Check each line of the data for "importance" and select those that have it.

****************************************

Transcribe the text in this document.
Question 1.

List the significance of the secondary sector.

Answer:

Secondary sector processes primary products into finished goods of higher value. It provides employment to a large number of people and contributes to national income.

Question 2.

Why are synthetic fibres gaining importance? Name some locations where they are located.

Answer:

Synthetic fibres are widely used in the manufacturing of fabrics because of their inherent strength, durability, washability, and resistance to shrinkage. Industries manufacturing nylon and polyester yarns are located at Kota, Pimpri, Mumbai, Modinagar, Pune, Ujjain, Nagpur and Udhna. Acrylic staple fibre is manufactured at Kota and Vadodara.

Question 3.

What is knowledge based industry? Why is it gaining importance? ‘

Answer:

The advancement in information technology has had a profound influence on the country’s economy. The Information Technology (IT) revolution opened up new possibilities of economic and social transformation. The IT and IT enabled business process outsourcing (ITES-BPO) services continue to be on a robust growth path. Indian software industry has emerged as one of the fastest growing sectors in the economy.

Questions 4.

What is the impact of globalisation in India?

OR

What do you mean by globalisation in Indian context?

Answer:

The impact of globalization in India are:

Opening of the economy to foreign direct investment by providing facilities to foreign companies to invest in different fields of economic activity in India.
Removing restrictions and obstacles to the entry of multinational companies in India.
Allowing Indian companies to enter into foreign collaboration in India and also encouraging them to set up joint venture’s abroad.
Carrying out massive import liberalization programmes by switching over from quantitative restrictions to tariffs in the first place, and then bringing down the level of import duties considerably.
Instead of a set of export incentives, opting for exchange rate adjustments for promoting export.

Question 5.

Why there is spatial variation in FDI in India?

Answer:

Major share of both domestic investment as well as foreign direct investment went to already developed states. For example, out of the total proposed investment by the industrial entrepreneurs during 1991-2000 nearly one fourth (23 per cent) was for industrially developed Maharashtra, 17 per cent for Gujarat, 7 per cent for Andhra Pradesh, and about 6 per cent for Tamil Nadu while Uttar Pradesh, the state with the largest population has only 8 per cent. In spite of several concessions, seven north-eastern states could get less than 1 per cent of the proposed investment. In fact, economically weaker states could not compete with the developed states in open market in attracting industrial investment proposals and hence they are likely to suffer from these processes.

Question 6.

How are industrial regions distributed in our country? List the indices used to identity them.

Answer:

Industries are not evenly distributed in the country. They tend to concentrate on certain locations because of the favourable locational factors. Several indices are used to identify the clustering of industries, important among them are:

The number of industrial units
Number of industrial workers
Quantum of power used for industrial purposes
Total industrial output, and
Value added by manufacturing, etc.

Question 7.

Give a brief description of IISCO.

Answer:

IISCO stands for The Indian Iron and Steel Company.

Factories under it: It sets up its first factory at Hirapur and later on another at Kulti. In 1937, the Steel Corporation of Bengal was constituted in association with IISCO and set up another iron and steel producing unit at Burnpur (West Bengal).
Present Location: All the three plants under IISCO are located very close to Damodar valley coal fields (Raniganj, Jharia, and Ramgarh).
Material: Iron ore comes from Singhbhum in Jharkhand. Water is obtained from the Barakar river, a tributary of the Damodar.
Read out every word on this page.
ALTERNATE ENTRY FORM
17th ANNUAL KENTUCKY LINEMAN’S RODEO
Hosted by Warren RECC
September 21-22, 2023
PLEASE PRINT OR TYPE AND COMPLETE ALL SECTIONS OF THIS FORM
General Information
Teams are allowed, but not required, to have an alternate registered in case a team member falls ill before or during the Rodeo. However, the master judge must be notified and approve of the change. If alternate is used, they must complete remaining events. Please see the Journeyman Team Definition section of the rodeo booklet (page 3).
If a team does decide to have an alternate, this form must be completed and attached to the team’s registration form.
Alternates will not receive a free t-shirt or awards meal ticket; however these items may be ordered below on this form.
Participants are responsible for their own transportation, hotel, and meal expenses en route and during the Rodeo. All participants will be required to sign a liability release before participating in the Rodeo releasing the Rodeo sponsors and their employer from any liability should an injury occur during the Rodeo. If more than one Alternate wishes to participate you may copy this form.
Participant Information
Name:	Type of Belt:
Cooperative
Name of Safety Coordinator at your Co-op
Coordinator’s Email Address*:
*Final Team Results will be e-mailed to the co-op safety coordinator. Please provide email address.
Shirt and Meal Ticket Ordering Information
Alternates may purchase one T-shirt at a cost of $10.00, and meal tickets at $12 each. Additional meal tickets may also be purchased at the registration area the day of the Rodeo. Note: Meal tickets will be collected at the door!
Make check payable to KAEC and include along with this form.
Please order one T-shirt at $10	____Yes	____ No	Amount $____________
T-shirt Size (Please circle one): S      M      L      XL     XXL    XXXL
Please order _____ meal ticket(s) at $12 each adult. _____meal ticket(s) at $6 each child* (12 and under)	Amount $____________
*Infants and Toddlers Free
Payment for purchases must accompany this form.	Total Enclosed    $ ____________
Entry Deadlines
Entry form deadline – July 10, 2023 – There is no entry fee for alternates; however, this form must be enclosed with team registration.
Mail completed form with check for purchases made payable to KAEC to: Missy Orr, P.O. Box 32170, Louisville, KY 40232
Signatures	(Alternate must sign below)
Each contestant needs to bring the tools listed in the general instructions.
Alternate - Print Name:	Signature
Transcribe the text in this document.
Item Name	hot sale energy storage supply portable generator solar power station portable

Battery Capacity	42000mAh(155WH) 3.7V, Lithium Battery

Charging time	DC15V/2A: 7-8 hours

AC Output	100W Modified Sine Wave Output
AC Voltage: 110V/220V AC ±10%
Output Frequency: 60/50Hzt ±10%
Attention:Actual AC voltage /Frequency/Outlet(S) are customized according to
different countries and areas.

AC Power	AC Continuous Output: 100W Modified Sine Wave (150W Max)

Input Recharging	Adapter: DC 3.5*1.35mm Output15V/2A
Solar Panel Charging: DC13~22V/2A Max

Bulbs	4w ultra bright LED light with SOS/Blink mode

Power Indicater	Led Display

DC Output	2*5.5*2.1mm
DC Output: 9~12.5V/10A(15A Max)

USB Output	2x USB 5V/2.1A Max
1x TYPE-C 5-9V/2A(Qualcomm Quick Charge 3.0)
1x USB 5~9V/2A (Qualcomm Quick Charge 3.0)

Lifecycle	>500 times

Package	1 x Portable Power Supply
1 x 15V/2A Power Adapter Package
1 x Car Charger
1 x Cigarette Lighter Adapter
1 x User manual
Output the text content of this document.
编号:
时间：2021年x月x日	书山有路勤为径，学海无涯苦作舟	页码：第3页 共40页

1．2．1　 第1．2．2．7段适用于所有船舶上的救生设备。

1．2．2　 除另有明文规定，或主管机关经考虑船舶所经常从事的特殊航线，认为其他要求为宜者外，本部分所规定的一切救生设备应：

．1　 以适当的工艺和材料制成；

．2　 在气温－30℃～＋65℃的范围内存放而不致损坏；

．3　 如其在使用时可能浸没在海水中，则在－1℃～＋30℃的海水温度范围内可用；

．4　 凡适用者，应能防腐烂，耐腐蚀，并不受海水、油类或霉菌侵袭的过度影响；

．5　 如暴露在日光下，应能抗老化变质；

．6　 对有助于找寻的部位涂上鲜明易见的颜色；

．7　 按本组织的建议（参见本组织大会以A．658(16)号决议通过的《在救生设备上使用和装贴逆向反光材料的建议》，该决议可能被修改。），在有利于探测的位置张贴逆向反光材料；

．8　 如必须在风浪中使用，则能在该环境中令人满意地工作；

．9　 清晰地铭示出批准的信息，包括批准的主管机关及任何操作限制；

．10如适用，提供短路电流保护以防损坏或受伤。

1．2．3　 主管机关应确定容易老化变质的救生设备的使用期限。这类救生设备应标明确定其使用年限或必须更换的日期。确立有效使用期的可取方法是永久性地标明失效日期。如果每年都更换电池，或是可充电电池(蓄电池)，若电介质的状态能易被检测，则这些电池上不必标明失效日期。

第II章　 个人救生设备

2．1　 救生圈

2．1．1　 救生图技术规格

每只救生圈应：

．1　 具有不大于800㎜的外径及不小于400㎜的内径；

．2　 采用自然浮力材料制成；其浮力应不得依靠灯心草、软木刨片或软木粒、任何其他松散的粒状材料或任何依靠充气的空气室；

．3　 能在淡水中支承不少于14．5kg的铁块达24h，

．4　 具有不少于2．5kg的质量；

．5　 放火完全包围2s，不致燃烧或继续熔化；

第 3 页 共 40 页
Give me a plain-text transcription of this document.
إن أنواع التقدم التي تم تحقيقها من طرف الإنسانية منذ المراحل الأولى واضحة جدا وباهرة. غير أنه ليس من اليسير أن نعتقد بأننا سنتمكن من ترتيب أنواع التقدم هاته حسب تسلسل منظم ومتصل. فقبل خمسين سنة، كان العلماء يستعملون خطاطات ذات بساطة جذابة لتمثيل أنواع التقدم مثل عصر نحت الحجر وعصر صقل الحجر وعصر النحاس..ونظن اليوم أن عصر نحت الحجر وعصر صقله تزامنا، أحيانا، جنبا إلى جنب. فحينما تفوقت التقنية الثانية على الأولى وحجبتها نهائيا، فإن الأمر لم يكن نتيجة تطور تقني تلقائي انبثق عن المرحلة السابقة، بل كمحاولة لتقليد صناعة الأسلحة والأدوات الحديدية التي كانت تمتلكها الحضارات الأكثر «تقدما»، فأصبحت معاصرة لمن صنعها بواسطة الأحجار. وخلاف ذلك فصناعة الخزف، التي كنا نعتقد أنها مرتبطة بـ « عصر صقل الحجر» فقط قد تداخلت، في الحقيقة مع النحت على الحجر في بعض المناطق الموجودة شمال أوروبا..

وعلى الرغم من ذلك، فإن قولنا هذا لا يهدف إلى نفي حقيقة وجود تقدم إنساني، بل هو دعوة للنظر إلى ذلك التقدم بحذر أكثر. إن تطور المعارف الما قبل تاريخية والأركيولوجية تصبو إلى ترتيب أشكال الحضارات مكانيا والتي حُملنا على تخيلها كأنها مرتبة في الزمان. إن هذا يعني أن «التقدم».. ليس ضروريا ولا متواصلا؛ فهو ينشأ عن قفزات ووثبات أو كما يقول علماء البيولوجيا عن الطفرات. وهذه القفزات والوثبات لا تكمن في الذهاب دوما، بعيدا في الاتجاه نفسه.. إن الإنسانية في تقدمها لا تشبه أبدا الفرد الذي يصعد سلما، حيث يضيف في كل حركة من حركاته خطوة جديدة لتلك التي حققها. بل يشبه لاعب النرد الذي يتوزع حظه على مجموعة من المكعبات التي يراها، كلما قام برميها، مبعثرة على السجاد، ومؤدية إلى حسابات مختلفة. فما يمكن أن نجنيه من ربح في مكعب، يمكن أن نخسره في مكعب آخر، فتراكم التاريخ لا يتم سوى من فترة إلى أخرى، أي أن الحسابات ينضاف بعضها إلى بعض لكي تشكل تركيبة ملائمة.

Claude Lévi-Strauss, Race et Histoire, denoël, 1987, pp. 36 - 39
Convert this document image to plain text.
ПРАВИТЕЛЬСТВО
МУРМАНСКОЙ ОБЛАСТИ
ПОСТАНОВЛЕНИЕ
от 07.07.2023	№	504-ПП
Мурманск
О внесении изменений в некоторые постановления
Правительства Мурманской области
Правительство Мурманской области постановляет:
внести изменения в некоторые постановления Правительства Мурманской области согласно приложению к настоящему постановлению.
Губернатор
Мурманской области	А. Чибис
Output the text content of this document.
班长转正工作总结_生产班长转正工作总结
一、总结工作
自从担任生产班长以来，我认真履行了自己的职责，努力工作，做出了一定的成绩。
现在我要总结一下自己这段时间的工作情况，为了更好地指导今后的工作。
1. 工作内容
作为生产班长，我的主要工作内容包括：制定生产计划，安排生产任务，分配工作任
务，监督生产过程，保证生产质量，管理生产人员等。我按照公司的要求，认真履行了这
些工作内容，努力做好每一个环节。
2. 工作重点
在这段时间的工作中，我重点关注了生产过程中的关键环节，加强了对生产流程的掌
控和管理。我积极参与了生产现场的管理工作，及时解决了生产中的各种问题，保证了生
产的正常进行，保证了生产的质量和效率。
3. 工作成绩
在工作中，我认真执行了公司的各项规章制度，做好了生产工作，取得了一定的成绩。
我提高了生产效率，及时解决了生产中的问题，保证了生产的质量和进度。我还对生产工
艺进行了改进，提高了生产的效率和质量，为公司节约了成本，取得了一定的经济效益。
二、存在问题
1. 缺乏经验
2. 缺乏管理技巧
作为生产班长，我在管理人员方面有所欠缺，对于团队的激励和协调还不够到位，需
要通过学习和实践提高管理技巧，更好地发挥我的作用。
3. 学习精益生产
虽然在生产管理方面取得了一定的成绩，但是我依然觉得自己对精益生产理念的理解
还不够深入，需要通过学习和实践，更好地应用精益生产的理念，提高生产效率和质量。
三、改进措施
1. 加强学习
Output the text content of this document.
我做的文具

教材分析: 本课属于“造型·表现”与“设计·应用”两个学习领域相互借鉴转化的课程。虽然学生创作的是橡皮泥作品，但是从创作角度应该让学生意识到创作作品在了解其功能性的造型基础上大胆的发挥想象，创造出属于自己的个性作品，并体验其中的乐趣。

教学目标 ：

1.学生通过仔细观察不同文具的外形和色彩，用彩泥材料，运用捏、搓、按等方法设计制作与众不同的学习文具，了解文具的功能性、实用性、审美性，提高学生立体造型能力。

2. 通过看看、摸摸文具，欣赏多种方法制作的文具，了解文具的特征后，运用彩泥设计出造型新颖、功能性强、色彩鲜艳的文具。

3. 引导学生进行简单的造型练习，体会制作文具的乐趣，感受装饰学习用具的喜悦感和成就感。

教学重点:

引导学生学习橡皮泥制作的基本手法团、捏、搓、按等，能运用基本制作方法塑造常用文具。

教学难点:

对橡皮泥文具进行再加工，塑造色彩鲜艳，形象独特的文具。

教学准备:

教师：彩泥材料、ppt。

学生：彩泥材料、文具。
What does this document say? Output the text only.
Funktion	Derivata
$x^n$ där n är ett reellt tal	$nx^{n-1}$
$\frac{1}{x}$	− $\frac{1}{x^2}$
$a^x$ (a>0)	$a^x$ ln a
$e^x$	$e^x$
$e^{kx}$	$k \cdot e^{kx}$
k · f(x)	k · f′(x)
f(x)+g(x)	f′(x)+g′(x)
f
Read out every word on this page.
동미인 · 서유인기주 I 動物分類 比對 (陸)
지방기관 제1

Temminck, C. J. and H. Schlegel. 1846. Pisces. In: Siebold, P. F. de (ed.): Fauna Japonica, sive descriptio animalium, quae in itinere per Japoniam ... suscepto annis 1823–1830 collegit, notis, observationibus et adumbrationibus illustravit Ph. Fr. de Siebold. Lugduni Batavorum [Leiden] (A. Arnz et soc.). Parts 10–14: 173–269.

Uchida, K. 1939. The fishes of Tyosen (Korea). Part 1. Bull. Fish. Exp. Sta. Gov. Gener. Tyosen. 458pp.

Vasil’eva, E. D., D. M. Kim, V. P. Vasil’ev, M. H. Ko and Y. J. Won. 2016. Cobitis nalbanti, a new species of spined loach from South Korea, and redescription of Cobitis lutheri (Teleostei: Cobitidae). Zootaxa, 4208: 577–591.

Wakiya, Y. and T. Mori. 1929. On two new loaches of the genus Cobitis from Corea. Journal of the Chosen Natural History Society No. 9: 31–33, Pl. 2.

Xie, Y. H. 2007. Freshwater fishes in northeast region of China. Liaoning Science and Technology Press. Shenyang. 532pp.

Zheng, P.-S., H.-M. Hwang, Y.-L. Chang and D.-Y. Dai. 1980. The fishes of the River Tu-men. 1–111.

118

****************************************

_Correct answer_.
Why are synthetic fibres gaining importance? Name some locations where they are located.
What is knowledge based industry? Why is it gaining importance? ‘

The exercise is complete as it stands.